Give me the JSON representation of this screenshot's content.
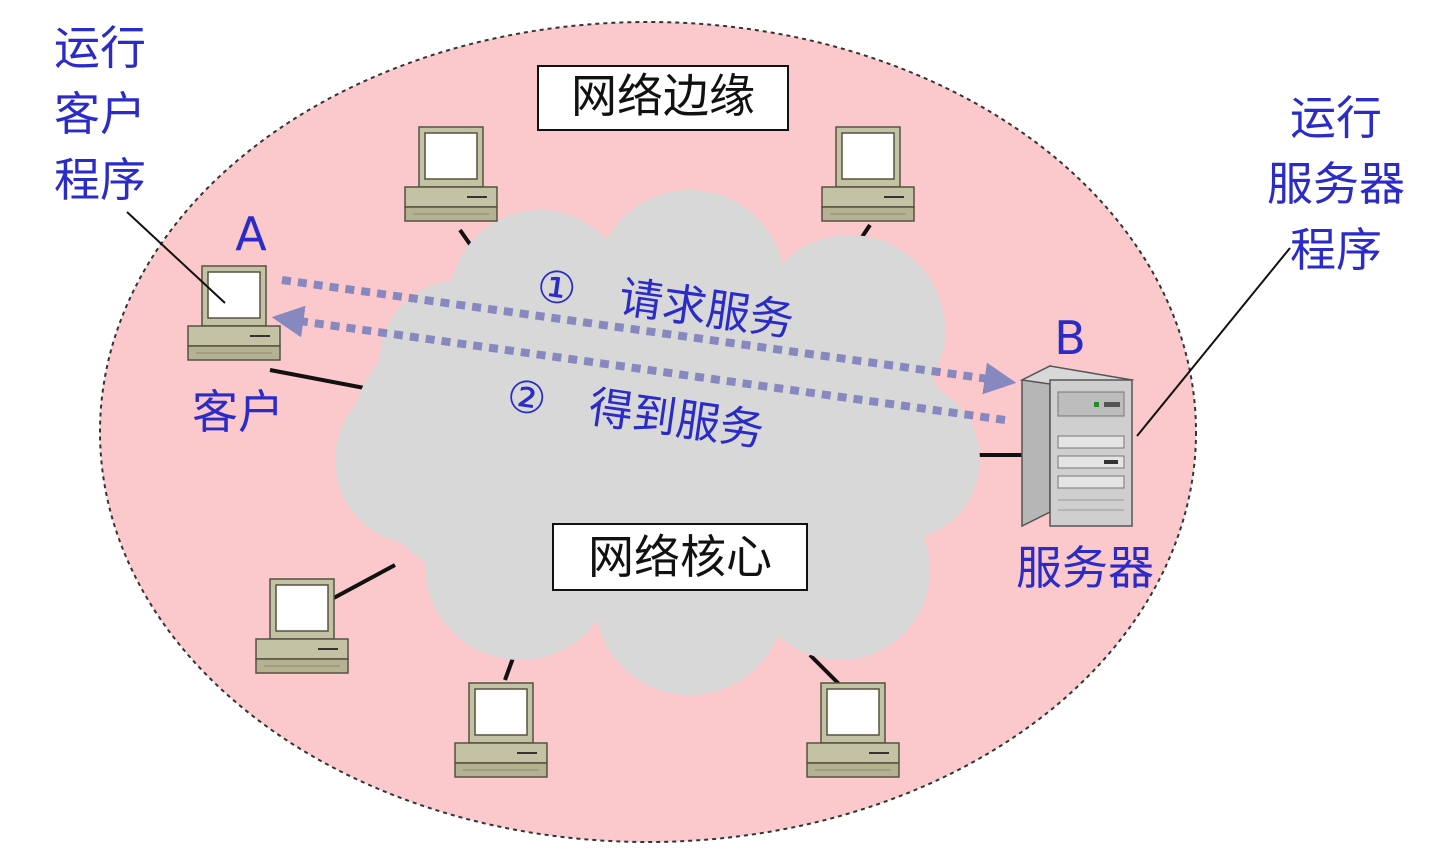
{
  "edge_label": "网络边缘",
  "core_label": "网络核心",
  "client_program": {
    "line1": "运行",
    "line2": "客户",
    "line3": "程序"
  },
  "server_program": {
    "line1": "运行",
    "line2": "服务器",
    "line3": "程序"
  },
  "host_a": {
    "letter": "A",
    "caption": "客户"
  },
  "host_b": {
    "letter": "B",
    "caption": "服务器"
  },
  "step1": {
    "number": "①",
    "text": "请求服务"
  },
  "step2": {
    "number": "②",
    "text": "得到服务"
  },
  "colors": {
    "edge_fill": "#fbc9cc",
    "cloud_fill": "#d8d8d8",
    "label_blue": "#2b2bc8",
    "arrow": "#8888c0",
    "computer_body": "#c4c2a4"
  }
}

════════

WHAT TO PRODUCE:
Transcribe every entry word for word, but omit the pictures.

OUTPUT:
Give me the JSON representation of this screenshot's content.
{
  "edge_label": "网络边缘",
  "core_label": "网络核心",
  "client_program": {
    "line1": "运行",
    "line2": "客户",
    "line3": "程序"
  },
  "server_program": {
    "line1": "运行",
    "line2": "服务器",
    "line3": "程序"
  },
  "host_a": {
    "letter": "A",
    "caption": "客户"
  },
  "host_b": {
    "letter": "B",
    "caption": "服务器"
  },
  "step1": {
    "number": "①",
    "text": "请求服务"
  },
  "step2": {
    "number": "②",
    "text": "得到服务"
  },
  "colors": {
    "edge_fill": "#fbc9cc",
    "cloud_fill": "#d8d8d8",
    "label_blue": "#2b2bc8",
    "arrow": "#8888c0",
    "computer_body": "#c4c2a4"
  }
}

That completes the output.